Pull out every line below that holds the word "angle".

+++

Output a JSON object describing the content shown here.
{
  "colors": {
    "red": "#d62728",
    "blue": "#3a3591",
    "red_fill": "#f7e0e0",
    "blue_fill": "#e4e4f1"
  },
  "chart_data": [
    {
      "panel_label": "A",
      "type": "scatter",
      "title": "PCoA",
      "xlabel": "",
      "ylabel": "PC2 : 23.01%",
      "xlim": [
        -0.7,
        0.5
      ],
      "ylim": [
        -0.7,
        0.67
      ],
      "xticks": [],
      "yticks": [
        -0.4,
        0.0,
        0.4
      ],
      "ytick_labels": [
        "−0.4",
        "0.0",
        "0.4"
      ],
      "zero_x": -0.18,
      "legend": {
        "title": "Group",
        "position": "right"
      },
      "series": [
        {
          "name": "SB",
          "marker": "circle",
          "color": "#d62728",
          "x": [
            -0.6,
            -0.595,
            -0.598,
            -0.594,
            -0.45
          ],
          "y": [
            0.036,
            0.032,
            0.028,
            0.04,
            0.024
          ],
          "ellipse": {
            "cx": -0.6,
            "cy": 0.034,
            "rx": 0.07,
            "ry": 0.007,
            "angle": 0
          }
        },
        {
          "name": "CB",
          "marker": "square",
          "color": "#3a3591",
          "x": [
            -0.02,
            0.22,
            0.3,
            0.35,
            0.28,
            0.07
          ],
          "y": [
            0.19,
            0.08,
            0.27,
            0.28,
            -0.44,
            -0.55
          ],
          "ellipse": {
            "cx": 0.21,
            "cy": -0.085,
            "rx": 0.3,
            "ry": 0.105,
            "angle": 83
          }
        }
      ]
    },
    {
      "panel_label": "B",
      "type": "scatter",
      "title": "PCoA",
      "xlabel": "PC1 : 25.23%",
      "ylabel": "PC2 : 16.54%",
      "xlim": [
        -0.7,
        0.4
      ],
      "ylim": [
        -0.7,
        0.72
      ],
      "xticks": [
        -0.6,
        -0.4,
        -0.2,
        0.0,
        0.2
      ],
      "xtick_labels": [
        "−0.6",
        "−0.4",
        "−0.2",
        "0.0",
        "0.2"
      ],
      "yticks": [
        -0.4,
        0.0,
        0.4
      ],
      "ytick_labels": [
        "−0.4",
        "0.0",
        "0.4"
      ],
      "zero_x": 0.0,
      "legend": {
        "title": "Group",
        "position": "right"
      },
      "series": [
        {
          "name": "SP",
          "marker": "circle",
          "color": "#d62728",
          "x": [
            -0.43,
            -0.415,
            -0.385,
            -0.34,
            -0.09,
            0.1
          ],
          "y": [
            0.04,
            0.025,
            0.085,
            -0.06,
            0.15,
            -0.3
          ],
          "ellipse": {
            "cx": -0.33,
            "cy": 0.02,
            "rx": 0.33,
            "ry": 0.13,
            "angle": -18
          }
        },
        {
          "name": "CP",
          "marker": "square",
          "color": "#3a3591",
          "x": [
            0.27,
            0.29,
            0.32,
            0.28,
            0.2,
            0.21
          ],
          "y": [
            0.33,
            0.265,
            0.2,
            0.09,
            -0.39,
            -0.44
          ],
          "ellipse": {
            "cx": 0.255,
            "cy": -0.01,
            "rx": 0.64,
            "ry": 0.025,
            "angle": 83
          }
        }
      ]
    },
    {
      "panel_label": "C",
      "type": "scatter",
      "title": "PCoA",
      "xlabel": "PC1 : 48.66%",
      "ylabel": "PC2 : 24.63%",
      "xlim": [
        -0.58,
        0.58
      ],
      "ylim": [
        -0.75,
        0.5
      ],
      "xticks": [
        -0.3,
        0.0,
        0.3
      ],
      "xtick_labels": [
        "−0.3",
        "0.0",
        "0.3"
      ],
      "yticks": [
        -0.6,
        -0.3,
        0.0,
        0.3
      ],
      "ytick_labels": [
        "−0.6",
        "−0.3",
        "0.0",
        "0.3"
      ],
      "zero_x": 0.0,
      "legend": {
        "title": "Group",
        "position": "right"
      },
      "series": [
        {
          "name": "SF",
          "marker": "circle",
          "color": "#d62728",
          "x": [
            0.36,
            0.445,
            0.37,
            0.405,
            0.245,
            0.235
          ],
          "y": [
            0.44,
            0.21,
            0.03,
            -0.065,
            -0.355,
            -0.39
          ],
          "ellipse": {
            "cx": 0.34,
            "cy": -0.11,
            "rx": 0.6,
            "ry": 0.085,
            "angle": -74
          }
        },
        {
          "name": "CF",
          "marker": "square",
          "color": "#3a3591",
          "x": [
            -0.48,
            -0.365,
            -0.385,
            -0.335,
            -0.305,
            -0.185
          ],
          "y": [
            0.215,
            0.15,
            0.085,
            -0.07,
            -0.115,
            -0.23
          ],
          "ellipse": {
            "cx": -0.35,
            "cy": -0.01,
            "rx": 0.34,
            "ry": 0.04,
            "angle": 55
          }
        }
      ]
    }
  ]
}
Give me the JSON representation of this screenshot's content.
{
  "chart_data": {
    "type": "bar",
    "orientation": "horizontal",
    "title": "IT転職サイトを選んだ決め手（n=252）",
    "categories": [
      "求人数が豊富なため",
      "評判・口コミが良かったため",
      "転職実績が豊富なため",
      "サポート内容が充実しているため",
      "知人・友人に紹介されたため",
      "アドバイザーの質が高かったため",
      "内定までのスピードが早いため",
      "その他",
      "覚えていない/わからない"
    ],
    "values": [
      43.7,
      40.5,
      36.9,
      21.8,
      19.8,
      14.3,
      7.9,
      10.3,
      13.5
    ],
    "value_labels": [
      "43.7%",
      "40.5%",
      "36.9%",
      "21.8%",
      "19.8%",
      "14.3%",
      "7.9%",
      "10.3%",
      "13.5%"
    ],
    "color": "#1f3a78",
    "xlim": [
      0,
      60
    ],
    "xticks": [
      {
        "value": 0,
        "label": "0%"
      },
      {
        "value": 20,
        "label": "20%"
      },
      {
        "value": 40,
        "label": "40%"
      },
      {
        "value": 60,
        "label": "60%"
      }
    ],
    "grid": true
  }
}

+++

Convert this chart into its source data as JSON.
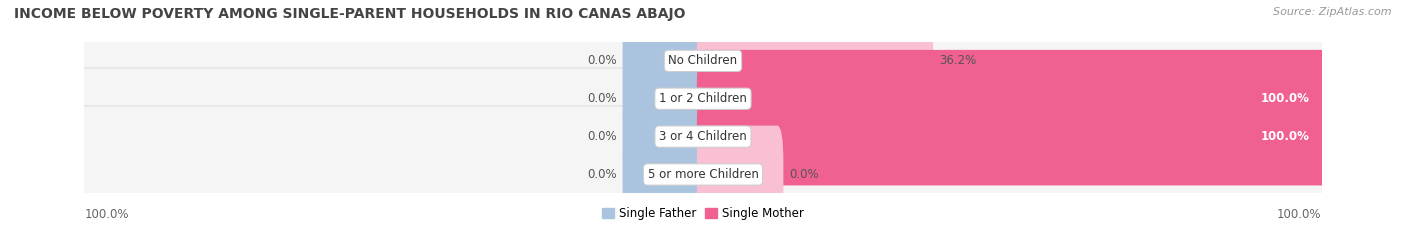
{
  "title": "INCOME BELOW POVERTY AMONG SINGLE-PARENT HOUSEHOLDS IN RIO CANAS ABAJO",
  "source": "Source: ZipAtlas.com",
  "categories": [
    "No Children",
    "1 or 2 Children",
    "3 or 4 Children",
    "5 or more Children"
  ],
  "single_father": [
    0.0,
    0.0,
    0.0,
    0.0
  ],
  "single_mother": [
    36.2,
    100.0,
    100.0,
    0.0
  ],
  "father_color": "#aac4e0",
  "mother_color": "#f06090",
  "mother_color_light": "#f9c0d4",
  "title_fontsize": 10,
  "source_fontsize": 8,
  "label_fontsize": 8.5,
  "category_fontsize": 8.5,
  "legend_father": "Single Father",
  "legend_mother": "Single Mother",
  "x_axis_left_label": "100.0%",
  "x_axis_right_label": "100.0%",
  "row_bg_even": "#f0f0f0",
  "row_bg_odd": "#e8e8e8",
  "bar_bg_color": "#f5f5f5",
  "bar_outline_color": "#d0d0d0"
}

+++

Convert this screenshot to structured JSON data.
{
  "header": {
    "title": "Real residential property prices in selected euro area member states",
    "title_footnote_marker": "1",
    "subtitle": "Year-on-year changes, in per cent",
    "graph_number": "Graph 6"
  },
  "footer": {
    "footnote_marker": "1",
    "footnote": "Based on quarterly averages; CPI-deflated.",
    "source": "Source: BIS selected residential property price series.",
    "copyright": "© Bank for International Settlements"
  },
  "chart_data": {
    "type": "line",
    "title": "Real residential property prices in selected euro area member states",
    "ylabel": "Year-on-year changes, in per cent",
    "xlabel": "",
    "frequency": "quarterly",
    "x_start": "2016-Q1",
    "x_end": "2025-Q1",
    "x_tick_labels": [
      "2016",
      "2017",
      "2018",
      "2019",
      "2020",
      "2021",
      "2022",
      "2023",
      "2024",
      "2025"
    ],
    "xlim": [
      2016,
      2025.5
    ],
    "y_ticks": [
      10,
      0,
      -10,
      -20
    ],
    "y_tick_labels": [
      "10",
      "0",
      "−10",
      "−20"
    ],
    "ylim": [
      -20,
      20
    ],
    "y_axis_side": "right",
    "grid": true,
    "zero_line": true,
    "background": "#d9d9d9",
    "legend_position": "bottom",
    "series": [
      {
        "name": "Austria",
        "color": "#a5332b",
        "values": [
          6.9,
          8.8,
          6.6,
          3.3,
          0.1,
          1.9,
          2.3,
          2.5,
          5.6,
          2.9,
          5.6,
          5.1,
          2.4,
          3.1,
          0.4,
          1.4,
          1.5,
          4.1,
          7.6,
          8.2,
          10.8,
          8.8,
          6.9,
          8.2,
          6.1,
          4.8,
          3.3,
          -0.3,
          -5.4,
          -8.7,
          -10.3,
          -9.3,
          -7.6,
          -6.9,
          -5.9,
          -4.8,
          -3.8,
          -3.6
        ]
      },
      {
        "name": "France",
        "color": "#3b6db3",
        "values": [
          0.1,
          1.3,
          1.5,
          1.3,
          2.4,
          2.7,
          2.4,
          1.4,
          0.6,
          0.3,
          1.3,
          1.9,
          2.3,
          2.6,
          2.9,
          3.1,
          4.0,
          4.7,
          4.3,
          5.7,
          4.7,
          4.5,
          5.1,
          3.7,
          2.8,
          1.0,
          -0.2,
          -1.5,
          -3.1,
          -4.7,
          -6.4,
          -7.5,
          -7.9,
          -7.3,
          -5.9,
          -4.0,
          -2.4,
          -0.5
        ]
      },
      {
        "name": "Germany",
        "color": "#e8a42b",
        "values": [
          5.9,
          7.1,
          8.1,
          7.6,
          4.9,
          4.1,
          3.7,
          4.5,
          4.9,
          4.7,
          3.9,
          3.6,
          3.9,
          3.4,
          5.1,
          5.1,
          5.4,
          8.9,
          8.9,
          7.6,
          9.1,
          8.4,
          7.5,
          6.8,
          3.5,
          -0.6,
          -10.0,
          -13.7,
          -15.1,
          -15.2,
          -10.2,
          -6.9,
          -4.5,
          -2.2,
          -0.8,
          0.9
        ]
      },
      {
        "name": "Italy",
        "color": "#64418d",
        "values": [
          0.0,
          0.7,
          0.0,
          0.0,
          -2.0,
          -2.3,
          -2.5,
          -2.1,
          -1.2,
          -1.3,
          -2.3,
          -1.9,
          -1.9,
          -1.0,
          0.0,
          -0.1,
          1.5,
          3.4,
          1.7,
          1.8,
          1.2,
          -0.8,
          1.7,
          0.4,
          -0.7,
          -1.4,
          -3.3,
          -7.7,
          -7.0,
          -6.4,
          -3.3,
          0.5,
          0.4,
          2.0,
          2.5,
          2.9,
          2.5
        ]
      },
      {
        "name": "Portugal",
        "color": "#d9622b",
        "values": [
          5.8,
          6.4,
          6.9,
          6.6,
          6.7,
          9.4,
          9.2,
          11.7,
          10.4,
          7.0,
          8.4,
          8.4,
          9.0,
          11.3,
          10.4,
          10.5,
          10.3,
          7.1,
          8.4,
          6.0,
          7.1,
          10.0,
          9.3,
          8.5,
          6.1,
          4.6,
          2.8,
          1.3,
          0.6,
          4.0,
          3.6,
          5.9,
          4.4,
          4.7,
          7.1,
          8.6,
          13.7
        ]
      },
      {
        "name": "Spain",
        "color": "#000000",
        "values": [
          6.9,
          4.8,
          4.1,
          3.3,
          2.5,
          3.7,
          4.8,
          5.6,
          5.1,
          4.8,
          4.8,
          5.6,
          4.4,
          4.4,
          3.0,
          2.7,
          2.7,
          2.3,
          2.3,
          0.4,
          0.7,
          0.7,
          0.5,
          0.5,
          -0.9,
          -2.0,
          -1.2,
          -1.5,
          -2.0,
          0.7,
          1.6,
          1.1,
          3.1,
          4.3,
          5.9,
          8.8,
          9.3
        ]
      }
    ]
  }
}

+++

[Full response]
            "angle": 0
            "angle": 83
            "angle": -18
            "angle": 83
            "angle": -74
            "angle": 55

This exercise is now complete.